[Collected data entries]
>> start
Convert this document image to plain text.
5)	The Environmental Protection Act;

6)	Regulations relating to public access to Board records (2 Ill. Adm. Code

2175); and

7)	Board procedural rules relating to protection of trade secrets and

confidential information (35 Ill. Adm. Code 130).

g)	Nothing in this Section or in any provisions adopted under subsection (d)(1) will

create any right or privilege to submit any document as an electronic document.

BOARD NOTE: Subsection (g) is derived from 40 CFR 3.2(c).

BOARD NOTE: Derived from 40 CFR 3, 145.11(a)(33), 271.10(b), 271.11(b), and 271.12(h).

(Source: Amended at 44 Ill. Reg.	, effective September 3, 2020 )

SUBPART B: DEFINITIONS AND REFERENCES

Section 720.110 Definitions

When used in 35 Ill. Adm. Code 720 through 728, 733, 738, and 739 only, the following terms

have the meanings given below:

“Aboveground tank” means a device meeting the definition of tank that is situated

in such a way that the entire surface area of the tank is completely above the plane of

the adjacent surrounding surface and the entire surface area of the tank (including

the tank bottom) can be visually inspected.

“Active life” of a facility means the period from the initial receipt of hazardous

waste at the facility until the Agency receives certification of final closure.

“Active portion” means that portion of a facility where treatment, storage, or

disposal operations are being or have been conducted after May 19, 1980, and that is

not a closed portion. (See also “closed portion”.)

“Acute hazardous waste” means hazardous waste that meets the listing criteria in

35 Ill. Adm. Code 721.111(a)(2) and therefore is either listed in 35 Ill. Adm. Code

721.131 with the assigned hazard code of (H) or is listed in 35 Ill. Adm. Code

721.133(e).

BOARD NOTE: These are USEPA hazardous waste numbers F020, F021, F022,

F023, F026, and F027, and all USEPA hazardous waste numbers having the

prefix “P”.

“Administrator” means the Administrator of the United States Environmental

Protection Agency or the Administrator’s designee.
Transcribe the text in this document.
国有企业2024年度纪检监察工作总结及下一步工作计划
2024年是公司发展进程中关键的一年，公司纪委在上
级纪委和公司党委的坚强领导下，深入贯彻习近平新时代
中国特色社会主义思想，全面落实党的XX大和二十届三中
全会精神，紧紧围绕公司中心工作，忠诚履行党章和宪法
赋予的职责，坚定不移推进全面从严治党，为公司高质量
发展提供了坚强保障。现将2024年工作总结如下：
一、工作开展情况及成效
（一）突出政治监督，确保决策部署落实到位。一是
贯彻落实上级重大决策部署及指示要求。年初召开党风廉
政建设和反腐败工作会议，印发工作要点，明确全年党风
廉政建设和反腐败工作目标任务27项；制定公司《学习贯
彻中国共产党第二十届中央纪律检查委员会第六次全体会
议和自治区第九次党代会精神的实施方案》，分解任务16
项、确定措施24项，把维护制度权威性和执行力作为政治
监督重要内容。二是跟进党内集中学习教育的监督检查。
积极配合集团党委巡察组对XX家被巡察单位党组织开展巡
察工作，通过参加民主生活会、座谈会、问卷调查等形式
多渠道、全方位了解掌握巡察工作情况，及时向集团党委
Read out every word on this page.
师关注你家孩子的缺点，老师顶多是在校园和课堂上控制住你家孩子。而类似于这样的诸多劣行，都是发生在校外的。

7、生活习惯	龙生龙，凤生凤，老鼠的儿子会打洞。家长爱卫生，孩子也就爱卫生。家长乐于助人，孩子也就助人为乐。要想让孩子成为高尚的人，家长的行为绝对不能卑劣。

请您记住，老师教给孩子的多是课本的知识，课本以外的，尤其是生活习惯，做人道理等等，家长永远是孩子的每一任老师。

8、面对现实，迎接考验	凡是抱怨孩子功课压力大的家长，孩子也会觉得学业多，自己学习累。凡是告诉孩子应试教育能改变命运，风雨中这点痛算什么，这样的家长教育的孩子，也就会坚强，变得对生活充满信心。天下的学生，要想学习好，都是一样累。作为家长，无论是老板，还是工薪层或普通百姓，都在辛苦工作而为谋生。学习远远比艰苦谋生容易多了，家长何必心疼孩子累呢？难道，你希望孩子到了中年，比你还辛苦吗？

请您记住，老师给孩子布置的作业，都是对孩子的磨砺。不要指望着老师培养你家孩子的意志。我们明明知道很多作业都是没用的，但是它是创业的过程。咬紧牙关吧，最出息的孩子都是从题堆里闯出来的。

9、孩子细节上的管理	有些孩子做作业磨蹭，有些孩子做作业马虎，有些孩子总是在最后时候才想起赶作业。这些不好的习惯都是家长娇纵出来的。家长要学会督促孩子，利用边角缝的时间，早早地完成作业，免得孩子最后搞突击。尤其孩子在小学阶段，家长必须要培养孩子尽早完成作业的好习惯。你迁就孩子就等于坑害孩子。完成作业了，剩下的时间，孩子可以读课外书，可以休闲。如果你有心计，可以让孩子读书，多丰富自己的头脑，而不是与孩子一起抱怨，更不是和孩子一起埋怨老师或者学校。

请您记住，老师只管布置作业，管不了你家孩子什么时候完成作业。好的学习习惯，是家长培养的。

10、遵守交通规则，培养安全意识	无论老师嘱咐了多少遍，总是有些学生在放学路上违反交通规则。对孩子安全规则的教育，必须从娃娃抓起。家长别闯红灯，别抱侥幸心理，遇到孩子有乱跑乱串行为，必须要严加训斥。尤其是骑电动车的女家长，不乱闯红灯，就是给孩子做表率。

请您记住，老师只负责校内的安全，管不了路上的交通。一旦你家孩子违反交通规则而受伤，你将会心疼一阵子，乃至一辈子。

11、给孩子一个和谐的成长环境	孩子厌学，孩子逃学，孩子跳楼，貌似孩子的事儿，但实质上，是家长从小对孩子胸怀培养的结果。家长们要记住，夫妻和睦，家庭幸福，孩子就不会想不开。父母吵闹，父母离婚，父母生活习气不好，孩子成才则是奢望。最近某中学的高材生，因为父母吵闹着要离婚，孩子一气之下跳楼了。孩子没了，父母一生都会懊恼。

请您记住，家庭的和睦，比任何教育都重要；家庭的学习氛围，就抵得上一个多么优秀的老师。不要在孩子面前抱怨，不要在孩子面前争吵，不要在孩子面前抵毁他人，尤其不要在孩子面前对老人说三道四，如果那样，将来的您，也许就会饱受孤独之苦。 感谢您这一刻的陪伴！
>> end
Go through the entries above and copy every line containing "NOTE".

Result
BOARD NOTE: Subsection (g) is derived from 40 CFR 3.2(c).
BOARD NOTE: Derived from 40 CFR 3, 145.11(a)(33), 271.10(b), 271.11(b), and 271.12(h).
BOARD NOTE: These are USEPA hazardous waste numbers F020, F021, F022,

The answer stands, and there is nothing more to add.